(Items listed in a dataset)
━━━

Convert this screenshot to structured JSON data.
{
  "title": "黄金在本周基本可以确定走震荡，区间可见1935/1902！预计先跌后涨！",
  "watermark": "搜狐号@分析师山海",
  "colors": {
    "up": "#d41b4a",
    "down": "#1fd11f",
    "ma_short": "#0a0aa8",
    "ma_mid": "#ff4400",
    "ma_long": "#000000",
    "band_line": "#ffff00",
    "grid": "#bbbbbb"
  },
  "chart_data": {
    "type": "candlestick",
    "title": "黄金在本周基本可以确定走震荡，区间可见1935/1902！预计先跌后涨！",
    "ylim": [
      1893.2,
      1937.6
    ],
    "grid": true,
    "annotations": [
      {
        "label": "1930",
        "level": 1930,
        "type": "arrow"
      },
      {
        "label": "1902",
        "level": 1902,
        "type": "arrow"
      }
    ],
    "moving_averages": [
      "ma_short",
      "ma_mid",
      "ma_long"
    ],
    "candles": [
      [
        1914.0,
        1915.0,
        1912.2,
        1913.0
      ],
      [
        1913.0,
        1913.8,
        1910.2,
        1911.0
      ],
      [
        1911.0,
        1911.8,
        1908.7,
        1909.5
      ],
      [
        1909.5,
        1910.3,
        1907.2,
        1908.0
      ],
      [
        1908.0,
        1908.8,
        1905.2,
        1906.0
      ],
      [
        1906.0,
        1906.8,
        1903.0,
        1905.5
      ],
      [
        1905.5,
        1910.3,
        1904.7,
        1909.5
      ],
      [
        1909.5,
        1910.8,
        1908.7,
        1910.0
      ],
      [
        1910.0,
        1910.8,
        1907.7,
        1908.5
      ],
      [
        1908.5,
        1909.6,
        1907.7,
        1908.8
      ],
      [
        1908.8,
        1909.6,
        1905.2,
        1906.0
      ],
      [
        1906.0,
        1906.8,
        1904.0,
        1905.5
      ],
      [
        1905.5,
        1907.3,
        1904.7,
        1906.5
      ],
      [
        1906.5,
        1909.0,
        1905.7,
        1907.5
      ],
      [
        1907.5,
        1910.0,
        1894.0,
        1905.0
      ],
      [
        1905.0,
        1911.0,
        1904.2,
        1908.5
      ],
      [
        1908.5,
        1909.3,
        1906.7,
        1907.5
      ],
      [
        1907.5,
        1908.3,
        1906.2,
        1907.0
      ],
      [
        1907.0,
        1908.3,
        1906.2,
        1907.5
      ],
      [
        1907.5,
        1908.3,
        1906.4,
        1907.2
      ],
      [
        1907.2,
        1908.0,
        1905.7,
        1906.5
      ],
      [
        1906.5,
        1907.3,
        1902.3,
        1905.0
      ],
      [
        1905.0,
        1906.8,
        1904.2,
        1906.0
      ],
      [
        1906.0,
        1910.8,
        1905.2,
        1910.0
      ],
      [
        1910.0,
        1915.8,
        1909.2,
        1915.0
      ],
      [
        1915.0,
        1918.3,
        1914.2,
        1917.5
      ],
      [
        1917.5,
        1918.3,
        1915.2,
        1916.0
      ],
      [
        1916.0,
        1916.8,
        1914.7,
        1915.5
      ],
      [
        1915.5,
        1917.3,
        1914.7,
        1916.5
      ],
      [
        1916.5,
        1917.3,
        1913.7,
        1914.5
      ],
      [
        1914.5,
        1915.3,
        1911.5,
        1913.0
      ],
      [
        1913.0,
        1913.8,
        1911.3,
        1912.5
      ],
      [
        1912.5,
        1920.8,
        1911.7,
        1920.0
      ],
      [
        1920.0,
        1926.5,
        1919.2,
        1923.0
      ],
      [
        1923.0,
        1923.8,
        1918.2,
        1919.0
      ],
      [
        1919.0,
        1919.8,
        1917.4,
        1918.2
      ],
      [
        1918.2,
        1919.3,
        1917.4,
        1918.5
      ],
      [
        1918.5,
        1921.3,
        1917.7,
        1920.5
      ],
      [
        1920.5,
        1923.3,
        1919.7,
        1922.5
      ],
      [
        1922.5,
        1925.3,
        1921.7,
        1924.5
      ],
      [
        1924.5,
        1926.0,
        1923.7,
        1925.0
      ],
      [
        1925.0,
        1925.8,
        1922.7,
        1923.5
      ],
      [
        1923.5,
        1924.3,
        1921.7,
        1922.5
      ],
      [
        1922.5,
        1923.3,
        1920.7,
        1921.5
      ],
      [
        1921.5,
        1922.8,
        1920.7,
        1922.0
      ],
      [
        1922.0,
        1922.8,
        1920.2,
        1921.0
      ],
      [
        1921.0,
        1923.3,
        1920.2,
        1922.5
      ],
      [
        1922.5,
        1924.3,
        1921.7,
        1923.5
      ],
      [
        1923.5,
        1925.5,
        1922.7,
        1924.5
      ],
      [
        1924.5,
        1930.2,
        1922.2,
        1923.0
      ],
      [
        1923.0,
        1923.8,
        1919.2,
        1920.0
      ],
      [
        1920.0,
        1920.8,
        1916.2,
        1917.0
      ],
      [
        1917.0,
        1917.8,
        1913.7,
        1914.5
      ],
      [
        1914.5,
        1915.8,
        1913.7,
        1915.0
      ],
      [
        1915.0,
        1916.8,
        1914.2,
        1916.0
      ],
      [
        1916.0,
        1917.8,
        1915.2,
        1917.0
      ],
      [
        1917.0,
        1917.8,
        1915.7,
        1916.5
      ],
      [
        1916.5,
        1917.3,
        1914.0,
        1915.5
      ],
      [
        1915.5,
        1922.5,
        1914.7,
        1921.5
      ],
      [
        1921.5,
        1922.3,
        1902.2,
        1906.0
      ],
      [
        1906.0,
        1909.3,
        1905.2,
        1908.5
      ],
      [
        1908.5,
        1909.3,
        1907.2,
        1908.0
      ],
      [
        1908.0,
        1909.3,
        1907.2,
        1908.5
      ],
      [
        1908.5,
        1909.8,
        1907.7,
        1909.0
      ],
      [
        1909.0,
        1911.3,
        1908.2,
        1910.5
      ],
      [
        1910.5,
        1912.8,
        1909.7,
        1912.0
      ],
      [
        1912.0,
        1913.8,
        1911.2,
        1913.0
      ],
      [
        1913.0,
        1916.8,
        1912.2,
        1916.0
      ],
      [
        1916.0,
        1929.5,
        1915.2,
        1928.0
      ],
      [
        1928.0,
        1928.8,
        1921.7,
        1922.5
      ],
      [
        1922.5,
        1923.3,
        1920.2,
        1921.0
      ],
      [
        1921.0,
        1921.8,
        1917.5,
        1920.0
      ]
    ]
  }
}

━━━

- _Stated exercise_
Transcribe the records above exactly as they appear.

- _Result of this task_
Convert this screenshot to structured JSON data.
{
  "title": "黄金在本周基本可以确定走震荡，区间可见1935/1902！预计先跌后涨！",
  "watermark": "搜狐号@分析师山海",
  "colors": {
    "up": "#d41b4a",
    "down": "#1fd11f",
    "ma_short": "#0a0aa8",
    "ma_mid": "#ff4400",
    "ma_long": "#000000",
    "band_line": "#ffff00",
    "grid": "#bbbbbb"
  },
  "chart_data": {
    "type": "candlestick",
    "title": "黄金在本周基本可以确定走震荡，区间可见1935/1902！预计先跌后涨！",
    "ylim": [
      1893.2,
      1937.6
    ],
    "grid": true,
    "annotations": [
      {
        "label": "1930",
        "level": 1930,
        "type": "arrow"
      },
      {
        "label": "1902",
        "level": 1902,
        "type": "arrow"
      }
    ],
    "moving_averages": [
      "ma_short",
      "ma_mid",
      "ma_long"
    ],
    "candles": [
      [
        1914.0,
        1915.0,
        1912.2,
        1913.0
      ],
      [
        1913.0,
        1913.8,
        1910.2,
        1911.0
      ],
      [
        1911.0,
        1911.8,
        1908.7,
        1909.5
      ],
      [
        1909.5,
        1910.3,
        1907.2,
        1908.0
      ],
      [
        1908.0,
        1908.8,
        1905.2,
        1906.0
      ],
      [
        1906.0,
        1906.8,
        1903.0,
        1905.5
      ],
      [
        1905.5,
        1910.3,
        1904.7,
        1909.5
      ],
      [
        1909.5,
        1910.8,
        1908.7,
        1910.0
      ],
      [
        1910.0,
        1910.8,
        1907.7,
        1908.5
      ],
      [
        1908.5,
        1909.6,
        1907.7,
        1908.8
      ],
      [
        1908.8,
        1909.6,
        1905.2,
        1906.0
      ],
      [
        1906.0,
        1906.8,
        1904.0,
        1905.5
      ],
      [
        1905.5,
        1907.3,
        1904.7,
        1906.5
      ],
      [
        1906.5,
        1909.0,
        1905.7,
        1907.5
      ],
      [
        1907.5,
        1910.0,
        1894.0,
        1905.0
      ],
      [
        1905.0,
        1911.0,
        1904.2,
        1908.5
      ],
      [
        1908.5,
        1909.3,
        1906.7,
        1907.5
      ],
      [
        1907.5,
        1908.3,
        1906.2,
        1907.0
      ],
      [
        1907.0,
        1908.3,
        1906.2,
        1907.5
      ],
      [
        1907.5,
        1908.3,
        1906.4,
        1907.2
      ],
      [
        1907.2,
        1908.0,
        1905.7,
        1906.5
      ],
      [
        1906.5,
        1907.3,
        1902.3,
        1905.0
      ],
      [
        1905.0,
        1906.8,
        1904.2,
        1906.0
      ],
      [
        1906.0,
        1910.8,
        1905.2,
        1910.0
      ],
      [
        1910.0,
        1915.8,
        1909.2,
        1915.0
      ],
      [
        1915.0,
        1918.3,
        1914.2,
        1917.5
      ],
      [
        1917.5,
        1918.3,
        1915.2,
        1916.0
      ],
      [
        1916.0,
        1916.8,
        1914.7,
        1915.5
      ],
      [
        1915.5,
        1917.3,
        1914.7,
        1916.5
      ],
      [
        1916.5,
        1917.3,
        1913.7,
        1914.5
      ],
      [
        1914.5,
        1915.3,
        1911.5,
        1913.0
      ],
      [
        1913.0,
        1913.8,
        1911.3,
        1912.5
      ],
      [
        1912.5,
        1920.8,
        1911.7,
        1920.0
      ],
      [
        1920.0,
        1926.5,
        1919.2,
        1923.0
      ],
      [
        1923.0,
        1923.8,
        1918.2,
        1919.0
      ],
      [
        1919.0,
        1919.8,
        1917.4,
        1918.2
      ],
      [
        1918.2,
        1919.3,
        1917.4,
        1918.5
      ],
      [
        1918.5,
        1921.3,
        1917.7,
        1920.5
      ],
      [
        1920.5,
        1923.3,
        1919.7,
        1922.5
      ],
      [
        1922.5,
        1925.3,
        1921.7,
        1924.5
      ],
      [
        1924.5,
        1926.0,
        1923.7,
        1925.0
      ],
      [
        1925.0,
        1925.8,
        1922.7,
        1923.5
      ],
      [
        1923.5,
        1924.3,
        1921.7,
        1922.5
      ],
      [
        1922.5,
        1923.3,
        1920.7,
        1921.5
      ],
      [
        1921.5,
        1922.8,
        1920.7,
        1922.0
      ],
      [
        1922.0,
        1922.8,
        1920.2,
        1921.0
      ],
      [
        1921.0,
        1923.3,
        1920.2,
        1922.5
      ],
      [
        1922.5,
        1924.3,
        1921.7,
        1923.5
      ],
      [
        1923.5,
        1925.5,
        1922.7,
        1924.5
      ],
      [
        1924.5,
        1930.2,
        1922.2,
        1923.0
      ],
      [
        1923.0,
        1923.8,
        1919.2,
        1920.0
      ],
      [
        1920.0,
        1920.8,
        1916.2,
        1917.0
      ],
      [
        1917.0,
        1917.8,
        1913.7,
        1914.5
      ],
      [
        1914.5,
        1915.8,
        1913.7,
        1915.0
      ],
      [
        1915.0,
        1916.8,
        1914.2,
        1916.0
      ],
      [
        1916.0,
        1917.8,
        1915.2,
        1917.0
      ],
      [
        1917.0,
        1917.8,
        1915.7,
        1916.5
      ],
      [
        1916.5,
        1917.3,
        1914.0,
        1915.5
      ],
      [
        1915.5,
        1922.5,
        1914.7,
        1921.5
      ],
      [
        1921.5,
        1922.3,
        1902.2,
        1906.0
      ],
      [
        1906.0,
        1909.3,
        1905.2,
        1908.5
      ],
      [
        1908.5,
        1909.3,
        1907.2,
        1908.0
      ],
      [
        1908.0,
        1909.3,
        1907.2,
        1908.5
      ],
      [
        1908.5,
        1909.8,
        1907.7,
        1909.0
      ],
      [
        1909.0,
        1911.3,
        1908.2,
        1910.5
      ],
      [
        1910.5,
        1912.8,
        1909.7,
        1912.0
      ],
      [
        1912.0,
        1913.8,
        1911.2,
        1913.0
      ],
      [
        1913.0,
        1916.8,
        1912.2,
        1916.0
      ],
      [
        1916.0,
        1929.5,
        1915.2,
        1928.0
      ],
      [
        1928.0,
        1928.8,
        1921.7,
        1922.5
      ],
      [
        1922.5,
        1923.3,
        1920.2,
        1921.0
      ],
      [
        1921.0,
        1921.8,
        1917.5,
        1920.0
      ]
    ]
  }
}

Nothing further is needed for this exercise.